## [REQUIREMENTS]
Pull out every row below that contains the word "Cash" and copy each one in full. Case matters.
·····
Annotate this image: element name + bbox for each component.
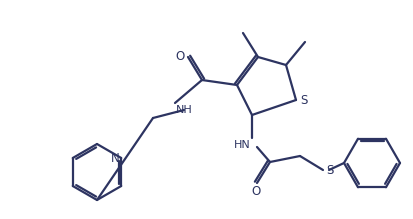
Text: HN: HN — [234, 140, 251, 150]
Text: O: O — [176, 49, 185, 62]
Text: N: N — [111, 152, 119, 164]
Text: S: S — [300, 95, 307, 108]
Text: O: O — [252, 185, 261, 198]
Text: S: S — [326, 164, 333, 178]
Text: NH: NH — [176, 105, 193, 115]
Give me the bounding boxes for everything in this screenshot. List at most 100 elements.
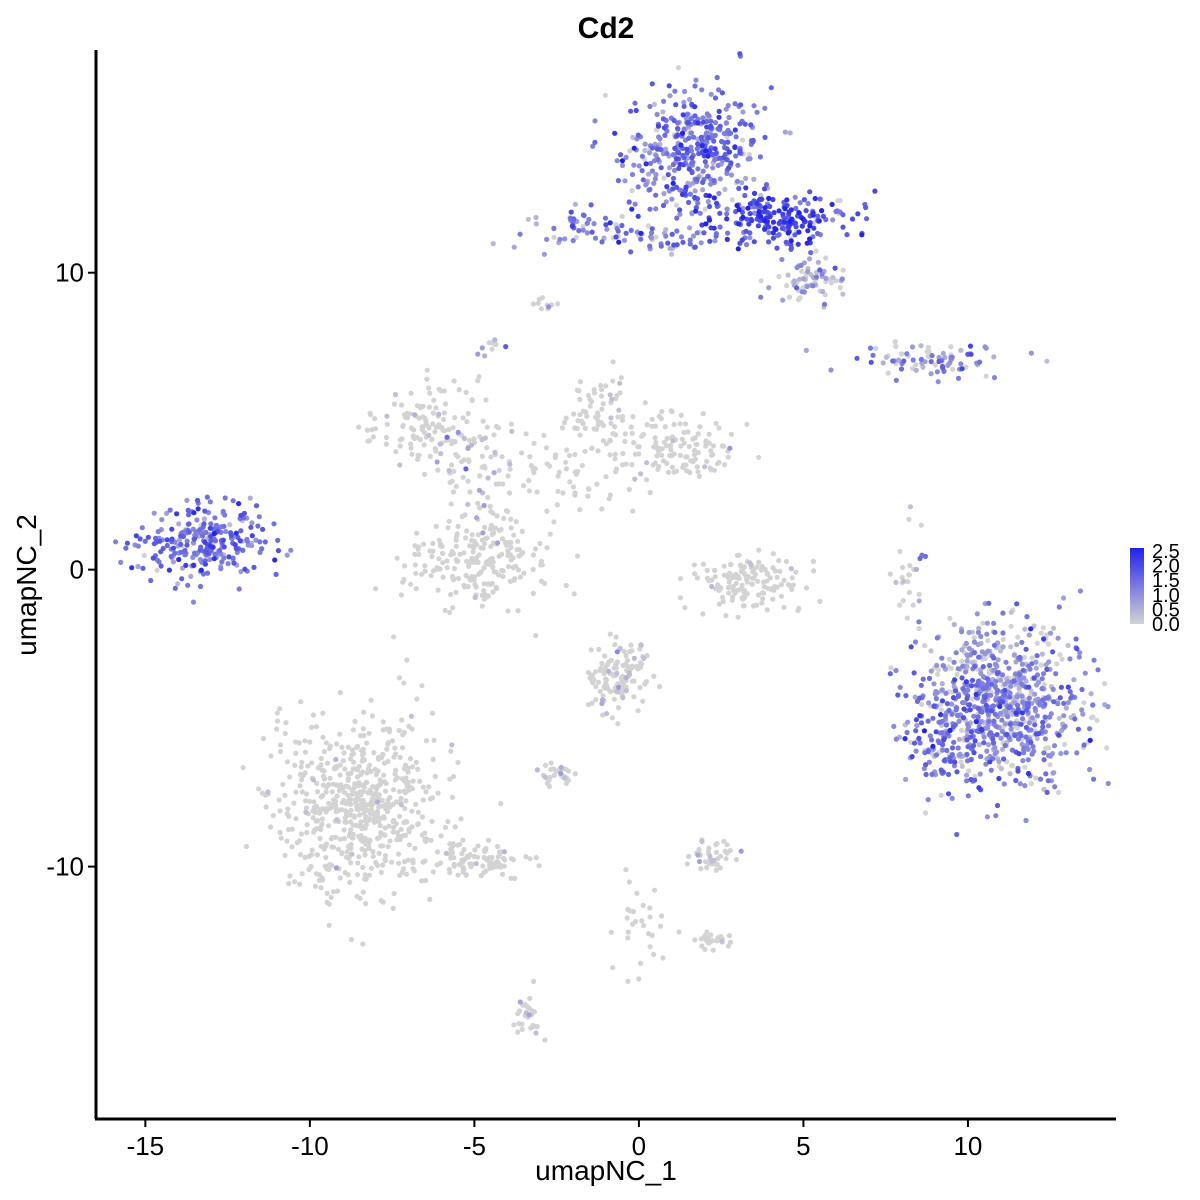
·····
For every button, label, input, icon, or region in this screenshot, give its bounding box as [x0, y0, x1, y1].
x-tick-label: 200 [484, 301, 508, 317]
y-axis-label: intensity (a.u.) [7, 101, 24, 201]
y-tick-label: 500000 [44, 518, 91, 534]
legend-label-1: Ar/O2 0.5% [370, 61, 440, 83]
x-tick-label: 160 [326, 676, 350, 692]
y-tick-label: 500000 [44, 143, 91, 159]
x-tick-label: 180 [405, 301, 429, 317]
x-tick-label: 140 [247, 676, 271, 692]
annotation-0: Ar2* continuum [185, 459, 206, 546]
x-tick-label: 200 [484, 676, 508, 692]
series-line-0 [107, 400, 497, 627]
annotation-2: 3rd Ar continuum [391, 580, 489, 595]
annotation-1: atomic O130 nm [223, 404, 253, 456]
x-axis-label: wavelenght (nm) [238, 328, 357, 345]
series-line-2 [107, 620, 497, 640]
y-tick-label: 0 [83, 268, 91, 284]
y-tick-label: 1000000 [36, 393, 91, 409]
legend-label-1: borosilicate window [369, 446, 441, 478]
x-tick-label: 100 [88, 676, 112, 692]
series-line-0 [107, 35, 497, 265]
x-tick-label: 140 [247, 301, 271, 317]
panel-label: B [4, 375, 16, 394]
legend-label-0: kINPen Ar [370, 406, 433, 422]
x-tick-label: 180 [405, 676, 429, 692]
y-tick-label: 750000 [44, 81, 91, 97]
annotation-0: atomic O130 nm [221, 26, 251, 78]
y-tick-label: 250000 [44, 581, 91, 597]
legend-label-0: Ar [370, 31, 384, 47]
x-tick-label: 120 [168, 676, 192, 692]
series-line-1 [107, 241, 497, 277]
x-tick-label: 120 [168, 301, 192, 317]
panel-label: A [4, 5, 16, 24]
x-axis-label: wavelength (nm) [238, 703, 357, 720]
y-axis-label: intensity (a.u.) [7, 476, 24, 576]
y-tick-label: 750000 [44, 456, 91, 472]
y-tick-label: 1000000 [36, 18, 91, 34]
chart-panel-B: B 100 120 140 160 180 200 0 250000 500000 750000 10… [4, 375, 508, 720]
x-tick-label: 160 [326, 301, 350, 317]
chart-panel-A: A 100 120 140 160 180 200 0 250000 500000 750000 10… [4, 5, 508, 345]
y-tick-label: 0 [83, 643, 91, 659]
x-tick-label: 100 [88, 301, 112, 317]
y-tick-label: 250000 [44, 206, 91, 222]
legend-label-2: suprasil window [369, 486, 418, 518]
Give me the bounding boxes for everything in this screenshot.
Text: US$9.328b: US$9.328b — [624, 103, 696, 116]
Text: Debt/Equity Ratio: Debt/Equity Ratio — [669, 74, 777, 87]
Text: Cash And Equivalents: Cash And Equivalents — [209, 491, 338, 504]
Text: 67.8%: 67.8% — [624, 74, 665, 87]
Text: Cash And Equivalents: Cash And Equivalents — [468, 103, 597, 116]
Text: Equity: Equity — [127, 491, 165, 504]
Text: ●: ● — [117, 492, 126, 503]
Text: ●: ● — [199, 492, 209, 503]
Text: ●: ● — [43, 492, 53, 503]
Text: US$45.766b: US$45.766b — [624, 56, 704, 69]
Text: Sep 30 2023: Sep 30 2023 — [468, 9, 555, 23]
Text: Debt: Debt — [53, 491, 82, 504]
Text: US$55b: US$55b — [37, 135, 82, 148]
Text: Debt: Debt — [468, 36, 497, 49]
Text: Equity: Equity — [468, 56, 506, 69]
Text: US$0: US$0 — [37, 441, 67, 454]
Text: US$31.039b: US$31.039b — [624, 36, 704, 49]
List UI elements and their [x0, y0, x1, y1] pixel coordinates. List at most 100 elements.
·····
## [EXERCISE SOLUTION]
Text: Cash And Equivalents: Cash And Equivalents — [209, 491, 338, 504]
Text: Cash And Equivalents: Cash And Equivalents — [468, 103, 597, 116]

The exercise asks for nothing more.